Stored data
────────────────────────────────────────

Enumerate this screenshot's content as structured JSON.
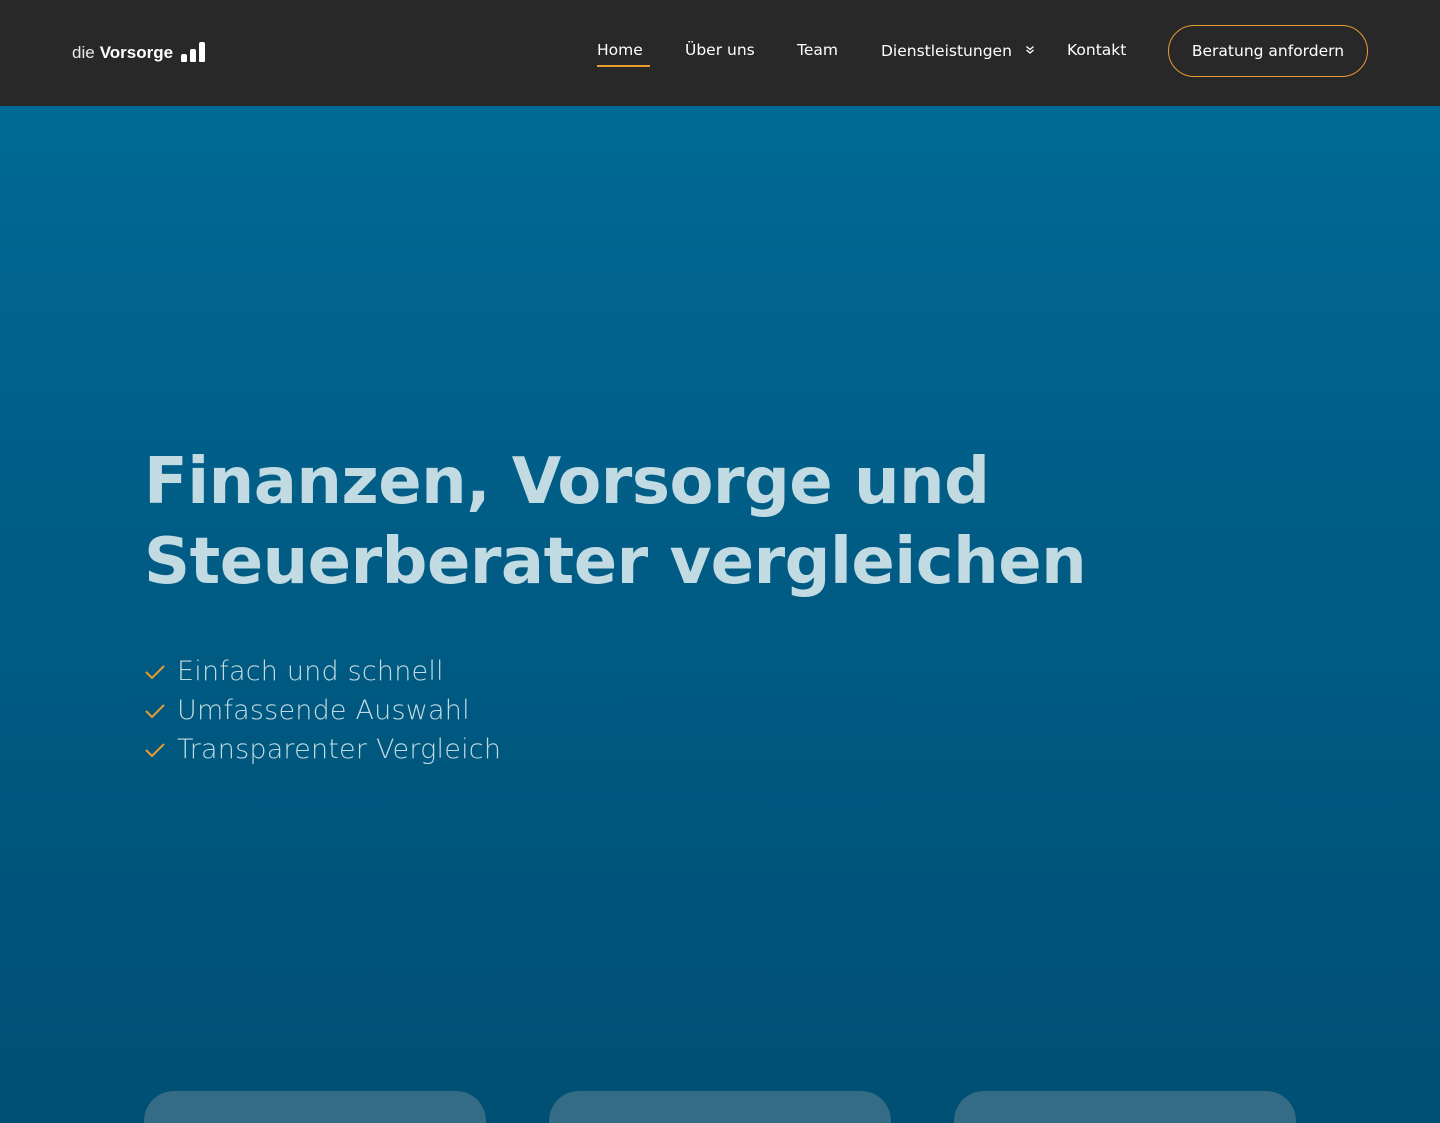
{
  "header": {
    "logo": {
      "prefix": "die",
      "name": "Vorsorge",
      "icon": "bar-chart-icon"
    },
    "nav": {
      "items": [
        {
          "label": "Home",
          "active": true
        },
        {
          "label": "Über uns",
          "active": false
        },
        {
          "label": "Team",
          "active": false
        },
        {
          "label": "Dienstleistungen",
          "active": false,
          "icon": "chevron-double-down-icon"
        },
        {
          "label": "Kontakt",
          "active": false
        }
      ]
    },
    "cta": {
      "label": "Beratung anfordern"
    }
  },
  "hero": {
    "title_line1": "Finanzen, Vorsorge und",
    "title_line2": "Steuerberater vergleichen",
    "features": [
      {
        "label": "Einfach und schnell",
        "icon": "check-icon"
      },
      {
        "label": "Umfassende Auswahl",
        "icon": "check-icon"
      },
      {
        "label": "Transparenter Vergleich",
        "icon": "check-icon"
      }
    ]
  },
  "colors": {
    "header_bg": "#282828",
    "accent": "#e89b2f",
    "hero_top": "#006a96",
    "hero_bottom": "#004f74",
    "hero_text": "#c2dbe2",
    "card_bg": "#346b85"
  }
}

────────────────────────────────────────

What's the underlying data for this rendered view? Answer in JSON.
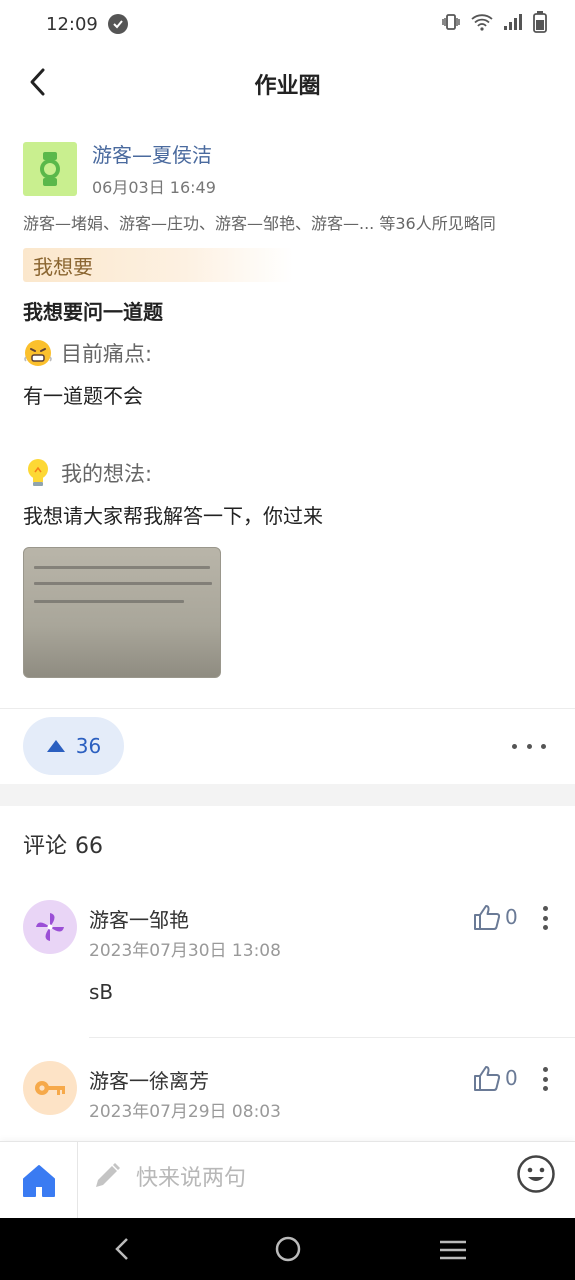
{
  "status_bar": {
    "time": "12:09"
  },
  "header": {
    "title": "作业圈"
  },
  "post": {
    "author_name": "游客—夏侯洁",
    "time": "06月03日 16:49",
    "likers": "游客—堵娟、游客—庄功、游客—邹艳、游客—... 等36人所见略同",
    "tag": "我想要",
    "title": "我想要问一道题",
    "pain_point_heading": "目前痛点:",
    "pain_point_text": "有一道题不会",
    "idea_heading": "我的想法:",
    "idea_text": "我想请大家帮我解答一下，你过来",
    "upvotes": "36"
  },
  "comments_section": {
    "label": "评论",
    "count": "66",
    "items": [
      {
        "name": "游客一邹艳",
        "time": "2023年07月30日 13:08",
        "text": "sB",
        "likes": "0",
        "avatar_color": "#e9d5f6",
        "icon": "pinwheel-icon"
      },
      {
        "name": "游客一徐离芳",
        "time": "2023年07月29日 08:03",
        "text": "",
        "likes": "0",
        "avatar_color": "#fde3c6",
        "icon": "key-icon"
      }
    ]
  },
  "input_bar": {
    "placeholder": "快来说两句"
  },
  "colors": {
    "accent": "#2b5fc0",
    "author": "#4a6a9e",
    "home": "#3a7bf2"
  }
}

────────────────────────────────────────

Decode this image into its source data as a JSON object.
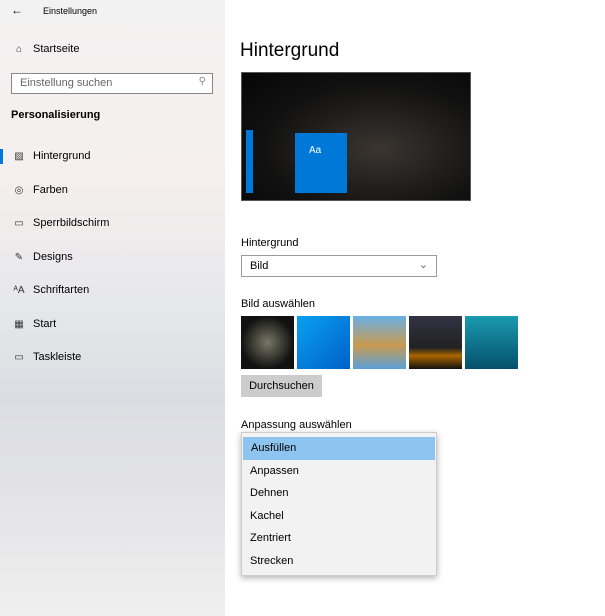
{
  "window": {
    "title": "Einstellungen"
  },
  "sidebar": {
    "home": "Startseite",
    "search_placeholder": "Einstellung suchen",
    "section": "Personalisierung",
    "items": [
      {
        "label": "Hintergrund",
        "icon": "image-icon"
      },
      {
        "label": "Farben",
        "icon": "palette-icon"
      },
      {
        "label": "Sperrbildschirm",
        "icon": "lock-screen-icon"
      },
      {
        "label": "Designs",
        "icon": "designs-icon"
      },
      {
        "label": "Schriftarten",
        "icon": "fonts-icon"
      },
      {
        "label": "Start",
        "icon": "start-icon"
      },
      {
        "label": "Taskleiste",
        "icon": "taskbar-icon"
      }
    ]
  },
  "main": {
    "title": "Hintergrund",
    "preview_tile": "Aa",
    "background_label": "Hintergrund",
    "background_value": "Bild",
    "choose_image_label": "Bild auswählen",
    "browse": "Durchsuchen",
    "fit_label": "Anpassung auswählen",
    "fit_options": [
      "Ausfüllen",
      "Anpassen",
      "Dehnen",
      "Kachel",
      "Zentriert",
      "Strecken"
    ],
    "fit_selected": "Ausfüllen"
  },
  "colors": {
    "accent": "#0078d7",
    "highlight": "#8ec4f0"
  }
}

────────────────────────────────────────

= WHAT YOU NEED TO DO =
Identify each line of the material where the word "Hintergrund" shows up, and copy it.

= RESULT =
        "label": "Hintergrund",
    "title": "Hintergrund",
    "background_label": "Hintergrund",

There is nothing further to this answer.